WHAT YOU WILL DO: Scan the lines below for the word "value". Copy each line you find it in.

PROVIDED ENTRIES:
+++
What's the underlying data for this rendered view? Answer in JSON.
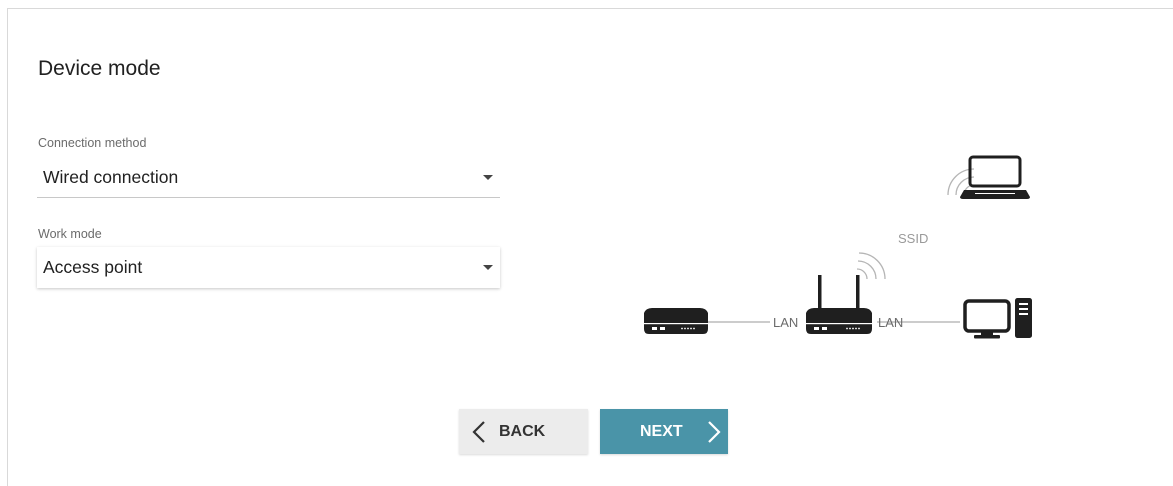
{
  "page": {
    "title": "Device mode"
  },
  "connection": {
    "label": "Connection method",
    "value": "Wired connection"
  },
  "work_mode": {
    "label": "Work mode",
    "value": "Access point"
  },
  "diagram": {
    "ssid_label": "SSID",
    "lan_left": "LAN",
    "lan_right": "LAN"
  },
  "buttons": {
    "back": "BACK",
    "next": "NEXT"
  },
  "colors": {
    "accent": "#4a94a8",
    "icon": "#1f1f1f"
  },
  "icons": {
    "back": "chevron-left-icon",
    "next": "chevron-right-icon"
  }
}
+++
CORRECT RESULT:
    "value": "Wired connection"
    "value": "Access point"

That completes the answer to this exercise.